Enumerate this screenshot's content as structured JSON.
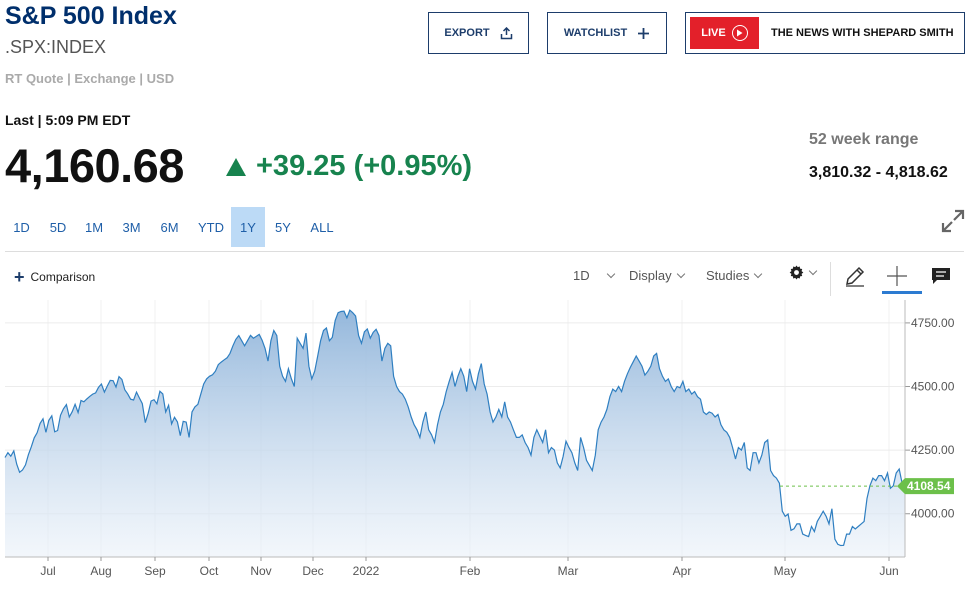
{
  "header": {
    "title": "S&P 500 Index",
    "symbol": ".SPX:INDEX",
    "meta": "RT Quote | Exchange | USD"
  },
  "actions": {
    "export_label": "EXPORT",
    "watchlist_label": "WATCHLIST",
    "live_label": "LIVE",
    "live_show": "THE NEWS WITH SHEPARD SMITH"
  },
  "quote": {
    "last_label": "Last | 5:09 PM EDT",
    "price": "4,160.68",
    "change": "+39.25 (+0.95%)",
    "range_label": "52 week range",
    "range_value": "3,810.32 - 4,818.62"
  },
  "colors": {
    "brand": "#002f6c",
    "positive": "#17834e",
    "live": "#e3202a",
    "line": "#2f7fc1",
    "price_tag": "#6cc04a"
  },
  "periods": [
    {
      "label": "1D",
      "active": false
    },
    {
      "label": "5D",
      "active": false
    },
    {
      "label": "1M",
      "active": false
    },
    {
      "label": "3M",
      "active": false
    },
    {
      "label": "6M",
      "active": false
    },
    {
      "label": "YTD",
      "active": false
    },
    {
      "label": "1Y",
      "active": true
    },
    {
      "label": "5Y",
      "active": false
    },
    {
      "label": "ALL",
      "active": false
    }
  ],
  "toolbar": {
    "comparison_label": "Comparison",
    "interval_label": "1D",
    "display_label": "Display",
    "studies_label": "Studies",
    "icons": [
      "gear-icon",
      "pencil-icon",
      "crosshair-icon",
      "comment-icon"
    ]
  },
  "chart_data": {
    "type": "area",
    "x_tick_labels": [
      "Jul",
      "Aug",
      "Sep",
      "Oct",
      "Nov",
      "Dec",
      "2022",
      "Feb",
      "Mar",
      "Apr",
      "May",
      "Jun"
    ],
    "y_tick_labels": [
      "4750.00",
      "4500.00",
      "4250.00",
      "4000.00"
    ],
    "ylim": [
      3830,
      4840
    ],
    "grid": true,
    "current_value_label": "4108.54",
    "current_value": 4108.54,
    "values": [
      4221,
      4240,
      4226,
      4247,
      4195,
      4163,
      4172,
      4192,
      4232,
      4263,
      4298,
      4318,
      4355,
      4373,
      4320,
      4367,
      4385,
      4322,
      4327,
      4387,
      4412,
      4429,
      4380,
      4401,
      4430,
      4398,
      4445,
      4440,
      4451,
      4461,
      4470,
      4475,
      4497,
      4510,
      4478,
      4502,
      4524,
      4523,
      4498,
      4539,
      4528,
      4487,
      4471,
      4450,
      4447,
      4478,
      4455,
      4433,
      4358,
      4395,
      4443,
      4448,
      4432,
      4481,
      4471,
      4400,
      4426,
      4353,
      4379,
      4361,
      4307,
      4363,
      4360,
      4300,
      4400,
      4420,
      4430,
      4470,
      4510,
      4530,
      4540,
      4546,
      4560,
      4586,
      4596,
      4605,
      4613,
      4630,
      4660,
      4685,
      4700,
      4680,
      4660,
      4680,
      4701,
      4690,
      4697,
      4705,
      4682,
      4649,
      4600,
      4680,
      4720,
      4700,
      4580,
      4540,
      4520,
      4570,
      4530,
      4500,
      4690,
      4670,
      4650,
      4710,
      4580,
      4530,
      4560,
      4620,
      4680,
      4720,
      4730,
      4680,
      4693,
      4760,
      4790,
      4795,
      4796,
      4770,
      4800,
      4790,
      4777,
      4700,
      4670,
      4715,
      4726,
      4690,
      4713,
      4725,
      4700,
      4600,
      4650,
      4670,
      4660,
      4540,
      4500,
      4480,
      4470,
      4450,
      4420,
      4380,
      4350,
      4330,
      4300,
      4360,
      4400,
      4330,
      4310,
      4280,
      4350,
      4400,
      4430,
      4480,
      4520,
      4555,
      4500,
      4540,
      4570,
      4540,
      4480,
      4570,
      4520,
      4490,
      4550,
      4590,
      4510,
      4470,
      4400,
      4360,
      4380,
      4410,
      4380,
      4440,
      4380,
      4360,
      4330,
      4300,
      4300,
      4310,
      4280,
      4260,
      4230,
      4300,
      4330,
      4305,
      4280,
      4330,
      4240,
      4260,
      4250,
      4200,
      4180,
      4225,
      4285,
      4260,
      4240,
      4200,
      4170,
      4300,
      4260,
      4210,
      4190,
      4170,
      4230,
      4330,
      4360,
      4380,
      4410,
      4460,
      4490,
      4480,
      4500,
      4480,
      4520,
      4550,
      4575,
      4597,
      4620,
      4600,
      4580,
      4545,
      4560,
      4580,
      4620,
      4630,
      4570,
      4540,
      4520,
      4530,
      4500,
      4480,
      4500,
      4495,
      4520,
      4480,
      4490,
      4470,
      4480,
      4460,
      4450,
      4400,
      4390,
      4400,
      4395,
      4380,
      4390,
      4350,
      4330,
      4320,
      4300,
      4260,
      4215,
      4260,
      4250,
      4280,
      4180,
      4170,
      4240,
      4240,
      4200,
      4230,
      4280,
      4290,
      4170,
      4150,
      4140,
      4120,
      4010,
      3990,
      3999,
      3935,
      3941,
      3960,
      3960,
      3920,
      3915,
      3910,
      3950,
      3930,
      3970,
      3990,
      4010,
      3990,
      3960,
      4020,
      3900,
      3880,
      3875,
      3876,
      3920,
      3920,
      3950,
      3940,
      3950,
      3960,
      3970,
      4060,
      4110,
      4140,
      4130,
      4150,
      4150,
      4130,
      4160,
      4100,
      4110,
      4160,
      4176,
      4120,
      4108.54
    ]
  }
}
--------------------
Problem: Write out all the entries word for word, but skip any images.

Finished task:
Enumerate this screenshot's content as structured JSON.
{
  "header": {
    "title": "S&P 500 Index",
    "symbol": ".SPX:INDEX",
    "meta": "RT Quote | Exchange | USD"
  },
  "actions": {
    "export_label": "EXPORT",
    "watchlist_label": "WATCHLIST",
    "live_label": "LIVE",
    "live_show": "THE NEWS WITH SHEPARD SMITH"
  },
  "quote": {
    "last_label": "Last | 5:09 PM EDT",
    "price": "4,160.68",
    "change": "+39.25 (+0.95%)",
    "range_label": "52 week range",
    "range_value": "3,810.32 - 4,818.62"
  },
  "colors": {
    "brand": "#002f6c",
    "positive": "#17834e",
    "live": "#e3202a",
    "line": "#2f7fc1",
    "price_tag": "#6cc04a"
  },
  "periods": [
    {
      "label": "1D",
      "active": false
    },
    {
      "label": "5D",
      "active": false
    },
    {
      "label": "1M",
      "active": false
    },
    {
      "label": "3M",
      "active": false
    },
    {
      "label": "6M",
      "active": false
    },
    {
      "label": "YTD",
      "active": false
    },
    {
      "label": "1Y",
      "active": true
    },
    {
      "label": "5Y",
      "active": false
    },
    {
      "label": "ALL",
      "active": false
    }
  ],
  "toolbar": {
    "comparison_label": "Comparison",
    "interval_label": "1D",
    "display_label": "Display",
    "studies_label": "Studies",
    "icons": [
      "gear-icon",
      "pencil-icon",
      "crosshair-icon",
      "comment-icon"
    ]
  },
  "chart_data": {
    "type": "area",
    "x_tick_labels": [
      "Jul",
      "Aug",
      "Sep",
      "Oct",
      "Nov",
      "Dec",
      "2022",
      "Feb",
      "Mar",
      "Apr",
      "May",
      "Jun"
    ],
    "y_tick_labels": [
      "4750.00",
      "4500.00",
      "4250.00",
      "4000.00"
    ],
    "ylim": [
      3830,
      4840
    ],
    "grid": true,
    "current_value_label": "4108.54",
    "current_value": 4108.54,
    "values": [
      4221,
      4240,
      4226,
      4247,
      4195,
      4163,
      4172,
      4192,
      4232,
      4263,
      4298,
      4318,
      4355,
      4373,
      4320,
      4367,
      4385,
      4322,
      4327,
      4387,
      4412,
      4429,
      4380,
      4401,
      4430,
      4398,
      4445,
      4440,
      4451,
      4461,
      4470,
      4475,
      4497,
      4510,
      4478,
      4502,
      4524,
      4523,
      4498,
      4539,
      4528,
      4487,
      4471,
      4450,
      4447,
      4478,
      4455,
      4433,
      4358,
      4395,
      4443,
      4448,
      4432,
      4481,
      4471,
      4400,
      4426,
      4353,
      4379,
      4361,
      4307,
      4363,
      4360,
      4300,
      4400,
      4420,
      4430,
      4470,
      4510,
      4530,
      4540,
      4546,
      4560,
      4586,
      4596,
      4605,
      4613,
      4630,
      4660,
      4685,
      4700,
      4680,
      4660,
      4680,
      4701,
      4690,
      4697,
      4705,
      4682,
      4649,
      4600,
      4680,
      4720,
      4700,
      4580,
      4540,
      4520,
      4570,
      4530,
      4500,
      4690,
      4670,
      4650,
      4710,
      4580,
      4530,
      4560,
      4620,
      4680,
      4720,
      4730,
      4680,
      4693,
      4760,
      4790,
      4795,
      4796,
      4770,
      4800,
      4790,
      4777,
      4700,
      4670,
      4715,
      4726,
      4690,
      4713,
      4725,
      4700,
      4600,
      4650,
      4670,
      4660,
      4540,
      4500,
      4480,
      4470,
      4450,
      4420,
      4380,
      4350,
      4330,
      4300,
      4360,
      4400,
      4330,
      4310,
      4280,
      4350,
      4400,
      4430,
      4480,
      4520,
      4555,
      4500,
      4540,
      4570,
      4540,
      4480,
      4570,
      4520,
      4490,
      4550,
      4590,
      4510,
      4470,
      4400,
      4360,
      4380,
      4410,
      4380,
      4440,
      4380,
      4360,
      4330,
      4300,
      4300,
      4310,
      4280,
      4260,
      4230,
      4300,
      4330,
      4305,
      4280,
      4330,
      4240,
      4260,
      4250,
      4200,
      4180,
      4225,
      4285,
      4260,
      4240,
      4200,
      4170,
      4300,
      4260,
      4210,
      4190,
      4170,
      4230,
      4330,
      4360,
      4380,
      4410,
      4460,
      4490,
      4480,
      4500,
      4480,
      4520,
      4550,
      4575,
      4597,
      4620,
      4600,
      4580,
      4545,
      4560,
      4580,
      4620,
      4630,
      4570,
      4540,
      4520,
      4530,
      4500,
      4480,
      4500,
      4495,
      4520,
      4480,
      4490,
      4470,
      4480,
      4460,
      4450,
      4400,
      4390,
      4400,
      4395,
      4380,
      4390,
      4350,
      4330,
      4320,
      4300,
      4260,
      4215,
      4260,
      4250,
      4280,
      4180,
      4170,
      4240,
      4240,
      4200,
      4230,
      4280,
      4290,
      4170,
      4150,
      4140,
      4120,
      4010,
      3990,
      3999,
      3935,
      3941,
      3960,
      3960,
      3920,
      3915,
      3910,
      3950,
      3930,
      3970,
      3990,
      4010,
      3990,
      3960,
      4020,
      3900,
      3880,
      3875,
      3876,
      3920,
      3920,
      3950,
      3940,
      3950,
      3960,
      3970,
      4060,
      4110,
      4140,
      4130,
      4150,
      4150,
      4130,
      4160,
      4100,
      4110,
      4160,
      4176,
      4120,
      4108.54
    ]
  }
}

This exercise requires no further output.